Exercise description
Reproduce, word for word, every line starting at the line that contains "Give me a plain-text" and ending with the final line of the entries.

Exercise material
________________

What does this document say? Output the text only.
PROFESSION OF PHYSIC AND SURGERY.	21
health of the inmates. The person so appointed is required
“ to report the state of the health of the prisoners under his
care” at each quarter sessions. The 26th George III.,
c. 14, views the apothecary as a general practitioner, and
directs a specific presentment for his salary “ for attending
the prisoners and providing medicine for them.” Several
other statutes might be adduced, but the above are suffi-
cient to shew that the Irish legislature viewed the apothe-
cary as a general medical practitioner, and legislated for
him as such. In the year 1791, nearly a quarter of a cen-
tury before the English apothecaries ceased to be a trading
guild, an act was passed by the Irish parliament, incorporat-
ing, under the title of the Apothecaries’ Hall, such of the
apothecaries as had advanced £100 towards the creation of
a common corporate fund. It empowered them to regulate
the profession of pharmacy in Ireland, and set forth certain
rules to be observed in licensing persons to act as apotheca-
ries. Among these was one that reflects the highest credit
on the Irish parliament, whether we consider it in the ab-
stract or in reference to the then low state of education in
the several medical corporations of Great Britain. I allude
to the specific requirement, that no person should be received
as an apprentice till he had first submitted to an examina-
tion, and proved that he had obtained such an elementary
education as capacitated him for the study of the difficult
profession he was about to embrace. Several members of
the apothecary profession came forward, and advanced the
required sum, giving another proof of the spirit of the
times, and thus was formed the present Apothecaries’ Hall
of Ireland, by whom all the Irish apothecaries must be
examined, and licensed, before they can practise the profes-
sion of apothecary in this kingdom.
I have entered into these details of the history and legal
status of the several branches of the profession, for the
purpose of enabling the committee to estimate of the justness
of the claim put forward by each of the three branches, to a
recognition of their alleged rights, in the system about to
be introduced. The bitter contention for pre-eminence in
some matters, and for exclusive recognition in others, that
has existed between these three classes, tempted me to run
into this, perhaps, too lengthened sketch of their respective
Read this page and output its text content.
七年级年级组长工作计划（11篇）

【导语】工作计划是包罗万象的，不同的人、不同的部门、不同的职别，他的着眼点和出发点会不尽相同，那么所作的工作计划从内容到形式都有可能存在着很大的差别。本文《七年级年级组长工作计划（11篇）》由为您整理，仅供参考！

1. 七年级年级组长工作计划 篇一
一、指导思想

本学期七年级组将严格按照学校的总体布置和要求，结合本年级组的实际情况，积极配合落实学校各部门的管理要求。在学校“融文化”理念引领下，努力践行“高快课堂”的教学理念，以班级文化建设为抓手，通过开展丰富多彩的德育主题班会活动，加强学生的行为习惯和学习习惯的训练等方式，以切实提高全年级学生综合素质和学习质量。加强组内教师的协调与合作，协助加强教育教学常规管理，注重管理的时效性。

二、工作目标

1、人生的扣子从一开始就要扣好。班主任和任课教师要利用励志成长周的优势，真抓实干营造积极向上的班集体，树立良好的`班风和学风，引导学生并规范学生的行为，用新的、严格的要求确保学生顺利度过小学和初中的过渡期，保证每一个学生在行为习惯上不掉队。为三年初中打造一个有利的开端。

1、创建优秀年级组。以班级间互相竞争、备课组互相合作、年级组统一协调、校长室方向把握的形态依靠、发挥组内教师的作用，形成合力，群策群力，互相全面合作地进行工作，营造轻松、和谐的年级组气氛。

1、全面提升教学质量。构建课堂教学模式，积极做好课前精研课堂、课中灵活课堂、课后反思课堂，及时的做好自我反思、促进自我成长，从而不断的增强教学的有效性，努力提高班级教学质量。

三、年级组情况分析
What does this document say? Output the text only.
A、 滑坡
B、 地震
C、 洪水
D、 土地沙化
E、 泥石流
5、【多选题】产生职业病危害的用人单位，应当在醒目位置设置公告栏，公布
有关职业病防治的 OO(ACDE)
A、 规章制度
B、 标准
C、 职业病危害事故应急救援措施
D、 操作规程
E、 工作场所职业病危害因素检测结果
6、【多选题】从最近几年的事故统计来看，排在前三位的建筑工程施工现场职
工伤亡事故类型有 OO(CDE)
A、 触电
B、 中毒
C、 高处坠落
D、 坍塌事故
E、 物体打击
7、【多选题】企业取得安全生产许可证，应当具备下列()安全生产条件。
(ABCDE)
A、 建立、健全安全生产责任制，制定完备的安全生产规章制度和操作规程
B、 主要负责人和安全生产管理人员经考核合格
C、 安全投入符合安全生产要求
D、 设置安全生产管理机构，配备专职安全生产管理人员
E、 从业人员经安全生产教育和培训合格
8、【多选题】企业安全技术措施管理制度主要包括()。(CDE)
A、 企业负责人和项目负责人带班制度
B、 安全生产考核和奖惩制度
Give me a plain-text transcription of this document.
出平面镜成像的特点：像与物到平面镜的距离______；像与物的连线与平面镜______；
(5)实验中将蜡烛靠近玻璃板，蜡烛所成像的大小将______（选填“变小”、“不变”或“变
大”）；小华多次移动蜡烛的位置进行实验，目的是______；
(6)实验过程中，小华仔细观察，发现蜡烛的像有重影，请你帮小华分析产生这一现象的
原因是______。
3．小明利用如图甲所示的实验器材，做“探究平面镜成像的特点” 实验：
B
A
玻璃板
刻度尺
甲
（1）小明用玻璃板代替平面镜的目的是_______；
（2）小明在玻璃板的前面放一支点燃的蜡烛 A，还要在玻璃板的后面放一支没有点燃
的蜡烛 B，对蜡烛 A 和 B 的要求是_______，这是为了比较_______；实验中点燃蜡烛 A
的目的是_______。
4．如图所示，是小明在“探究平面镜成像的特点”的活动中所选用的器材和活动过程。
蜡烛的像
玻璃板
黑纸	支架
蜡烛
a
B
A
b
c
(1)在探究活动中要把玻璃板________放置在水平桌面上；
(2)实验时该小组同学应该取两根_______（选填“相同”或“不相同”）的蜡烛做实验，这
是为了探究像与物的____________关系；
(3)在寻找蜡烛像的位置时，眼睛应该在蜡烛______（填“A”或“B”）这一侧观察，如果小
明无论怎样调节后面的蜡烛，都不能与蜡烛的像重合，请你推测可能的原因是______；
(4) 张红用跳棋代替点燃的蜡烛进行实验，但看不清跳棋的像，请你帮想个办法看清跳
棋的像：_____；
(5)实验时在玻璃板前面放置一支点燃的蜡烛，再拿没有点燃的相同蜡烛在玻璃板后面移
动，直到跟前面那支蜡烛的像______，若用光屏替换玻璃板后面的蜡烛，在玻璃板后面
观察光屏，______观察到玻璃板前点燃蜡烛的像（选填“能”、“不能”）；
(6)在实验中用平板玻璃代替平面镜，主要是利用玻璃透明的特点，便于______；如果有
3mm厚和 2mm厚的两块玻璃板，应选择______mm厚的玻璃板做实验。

________________

Completed exercise
Give me a plain-text transcription of this document.
出平面镜成像的特点：像与物到平面镜的距离______；像与物的连线与平面镜______；
(5)实验中将蜡烛靠近玻璃板，蜡烛所成像的大小将______（选填“变小”、“不变”或“变
大”）；小华多次移动蜡烛的位置进行实验，目的是______；
(6)实验过程中，小华仔细观察，发现蜡烛的像有重影，请你帮小华分析产生这一现象的
原因是______。
3．小明利用如图甲所示的实验器材，做“探究平面镜成像的特点” 实验：
B
A
玻璃板
刻度尺
甲
（1）小明用玻璃板代替平面镜的目的是_______；
（2）小明在玻璃板的前面放一支点燃的蜡烛 A，还要在玻璃板的后面放一支没有点燃
的蜡烛 B，对蜡烛 A 和 B 的要求是_______，这是为了比较_______；实验中点燃蜡烛 A
的目的是_______。
4．如图所示，是小明在“探究平面镜成像的特点”的活动中所选用的器材和活动过程。
蜡烛的像
玻璃板
黑纸	支架
蜡烛
a
B
A
b
c
(1)在探究活动中要把玻璃板________放置在水平桌面上；
(2)实验时该小组同学应该取两根_______（选填“相同”或“不相同”）的蜡烛做实验，这
是为了探究像与物的____________关系；
(3)在寻找蜡烛像的位置时，眼睛应该在蜡烛______（填“A”或“B”）这一侧观察，如果小
明无论怎样调节后面的蜡烛，都不能与蜡烛的像重合，请你推测可能的原因是______；
(4) 张红用跳棋代替点燃的蜡烛进行实验，但看不清跳棋的像，请你帮想个办法看清跳
棋的像：_____；
(5)实验时在玻璃板前面放置一支点燃的蜡烛，再拿没有点燃的相同蜡烛在玻璃板后面移
动，直到跟前面那支蜡烛的像______，若用光屏替换玻璃板后面的蜡烛，在玻璃板后面
观察光屏，______观察到玻璃板前点燃蜡烛的像（选填“能”、“不能”）；
(6)在实验中用平板玻璃代替平面镜，主要是利用玻璃透明的特点，便于______；如果有
3mm厚和 2mm厚的两块玻璃板，应选择______mm厚的玻璃板做实验。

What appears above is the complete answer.